* [Written instruction] Write out the full set of records exactly. Any pictures in them do not belong in the copy.

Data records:

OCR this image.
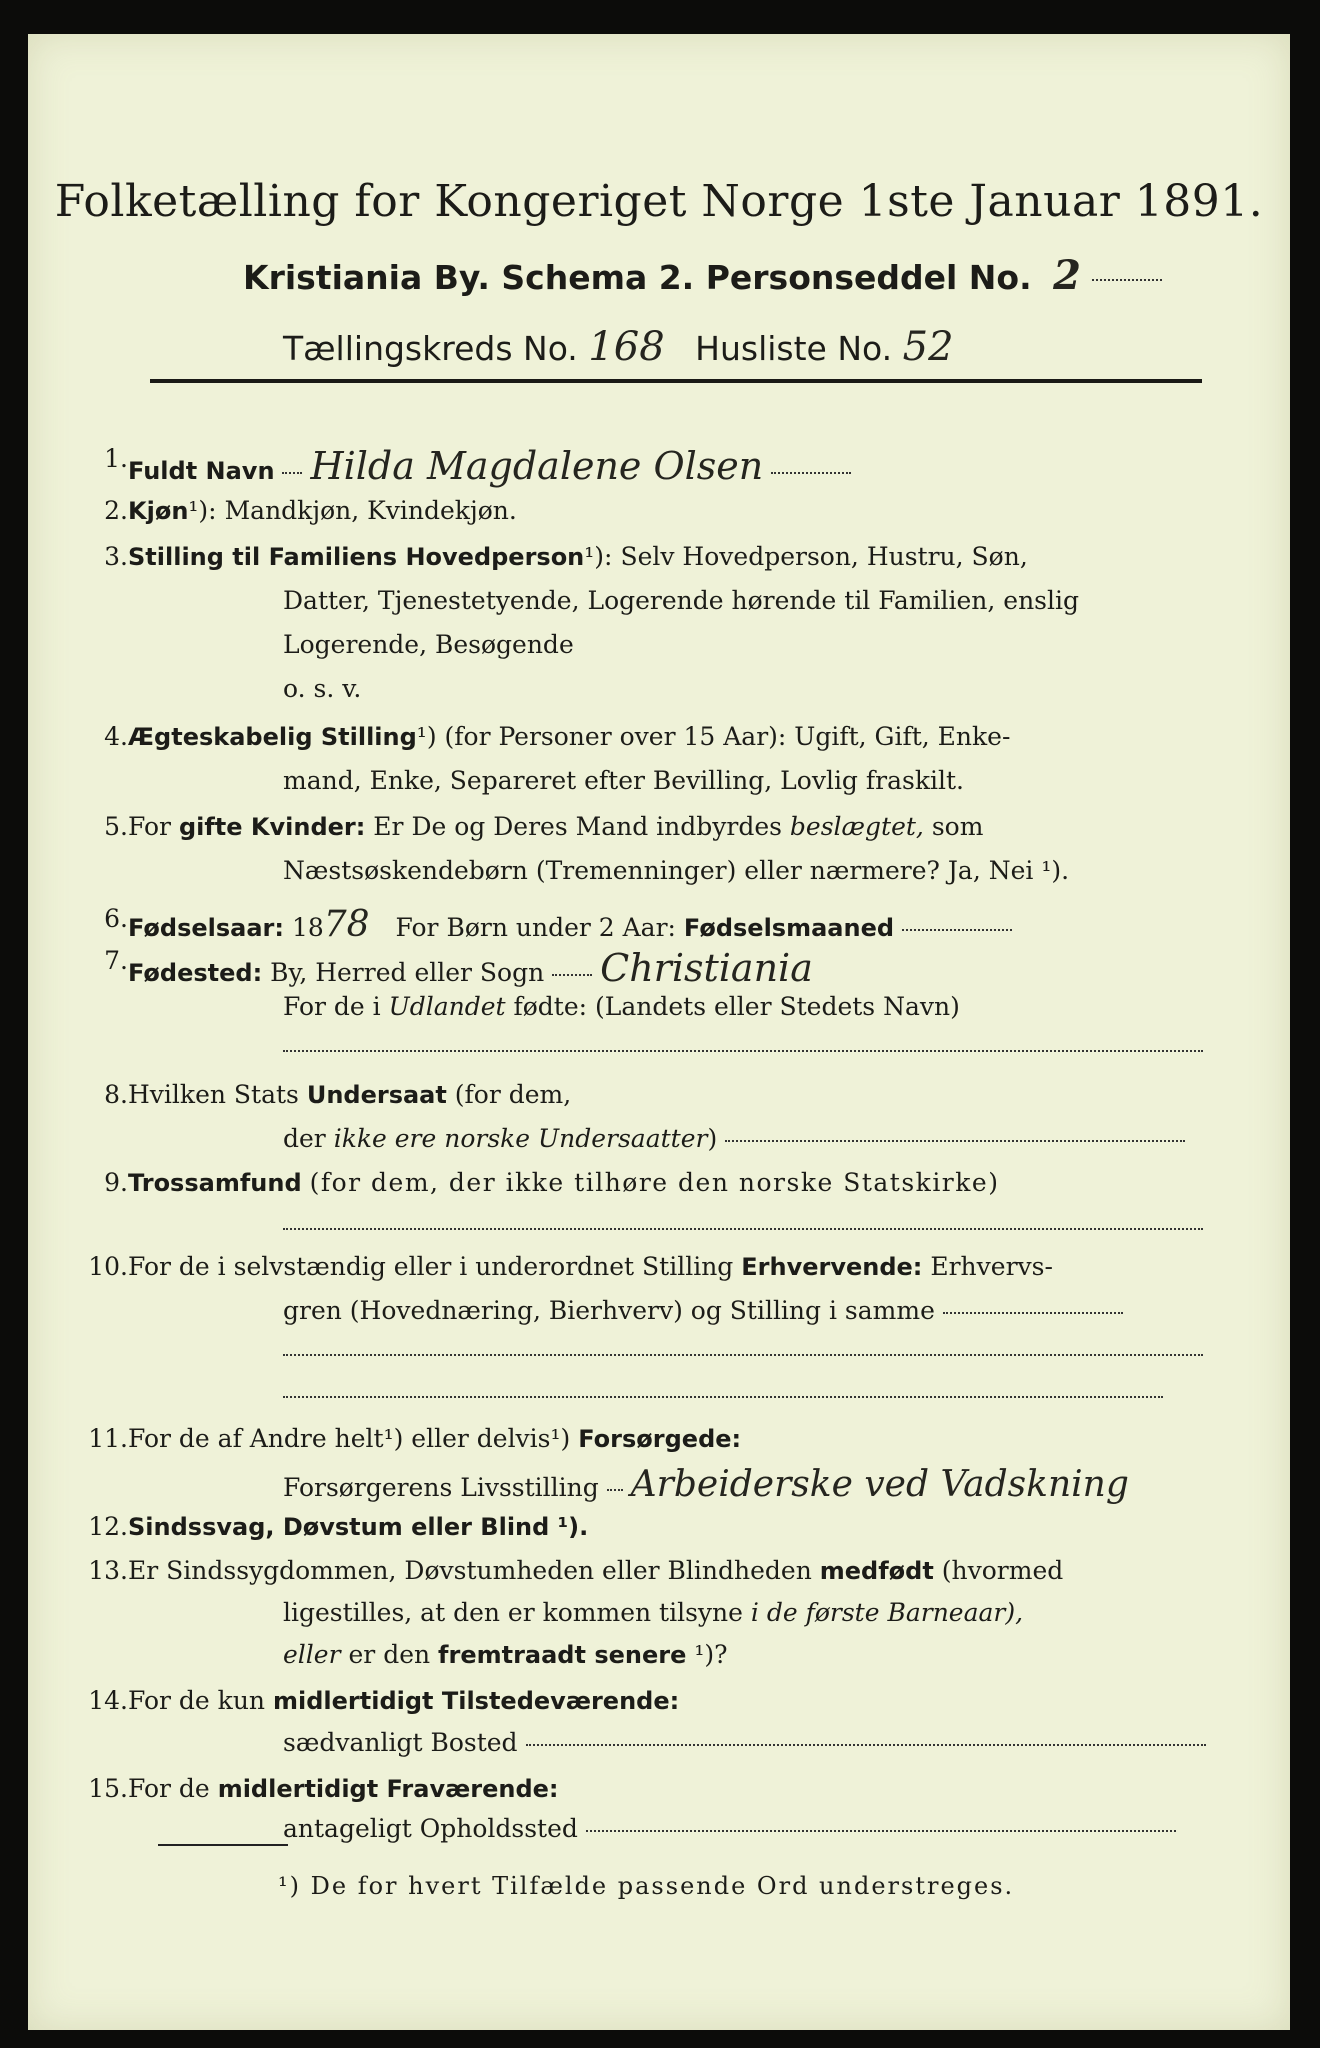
Folketælling for Kongeriget Norge 1ste Januar 1891.
Kristiania By. Schema 2. Personseddel No. 2
Tællingskreds No. 168 Husliste No. 52
1. Fuldt Navn Hilda Magdalene Olsen
2. Kjøn¹): Mandkjøn, Kvindekjøn.
3. Stilling til Familiens Hovedperson¹): Selv Hovedperson, Hustru, Søn,
Datter, Tjenestetyende, Logerende hørende til Familien, enslig
Logerende, Besøgende
o. s. v.
4. Ægteskabelig Stilling¹) (for Personer over 15 Aar): Ugift, Gift, Enke-
mand, Enke, Separeret efter Bevilling, Lovlig fraskilt.
5. For gifte Kvinder: Er De og Deres Mand indbyrdes beslægtet, som
Næstsøskendebørn (Tremenninger) eller nærmere? Ja, Nei ¹).
6. Fødselsaar: 1878 For Børn under 2 Aar: Fødselsmaaned
7. Fødested: By, Herred eller Sogn Christiania
For de i Udlandet fødte: (Landets eller Stedets Navn)
8. Hvilken Stats Undersaat (for dem,
der ikke ere norske Undersaatter)
9. Trossamfund (for dem, der ikke tilhøre den norske Statskirke)
10. For de i selvstændig eller i underordnet Stilling Erhvervende: Erhvervs-
gren (Hovednæring, Bierhverv) og Stilling i samme
11. For de af Andre helt¹) eller delvis¹) Forsørgede:
Forsørgerens Livsstilling Arbeiderske ved Vadskning
12. Sindssvag, Døvstum eller Blind ¹).
13. Er Sindssygdommen, Døvstumheden eller Blindheden medfødt (hvormed
ligestilles, at den er kommen tilsyne i de første Barneaar),
eller er den fremtraadt senere ¹)?
14. For de kun midlertidigt Tilstedeværende:
sædvanligt Bosted
15. For de midlertidigt Fraværende:
antageligt Opholdssted
¹) De for hvert Tilfælde passende Ord understreges.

* [Output of the task]
OCR this image.
Folketælling for Kongeriget Norge 1ste Januar 1891.
Kristiania By. Schema 2. Personseddel No. 2
Tællingskreds No. 168 Husliste No. 52
1. Fuldt Navn Hilda Magdalene Olsen
2. Kjøn¹): Mandkjøn, Kvindekjøn.
3. Stilling til Familiens Hovedperson¹): Selv Hovedperson, Hustru, Søn,
Datter, Tjenestetyende, Logerende hørende til Familien, enslig
Logerende, Besøgende
o. s. v.
4. Ægteskabelig Stilling¹) (for Personer over 15 Aar): Ugift, Gift, Enke-
mand, Enke, Separeret efter Bevilling, Lovlig fraskilt.
5. For gifte Kvinder: Er De og Deres Mand indbyrdes beslægtet, som
Næstsøskendebørn (Tremenninger) eller nærmere? Ja, Nei ¹).
6. Fødselsaar: 1878 For Børn under 2 Aar: Fødselsmaaned
7. Fødested: By, Herred eller Sogn Christiania
For de i Udlandet fødte: (Landets eller Stedets Navn)
8. Hvilken Stats Undersaat (for dem,
der ikke ere norske Undersaatter)
9. Trossamfund (for dem, der ikke tilhøre den norske Statskirke)
10. For de i selvstændig eller i underordnet Stilling Erhvervende: Erhvervs-
gren (Hovednæring, Bierhverv) og Stilling i samme
11. For de af Andre helt¹) eller delvis¹) Forsørgede:
Forsørgerens Livsstilling Arbeiderske ved Vadskning
12. Sindssvag, Døvstum eller Blind ¹).
13. Er Sindssygdommen, Døvstumheden eller Blindheden medfødt (hvormed
ligestilles, at den er kommen tilsyne i de første Barneaar),
eller er den fremtraadt senere ¹)?
14. For de kun midlertidigt Tilstedeværende:
sædvanligt Bosted
15. For de midlertidigt Fraværende:
antageligt Opholdssted
¹) De for hvert Tilfælde passende Ord understreges.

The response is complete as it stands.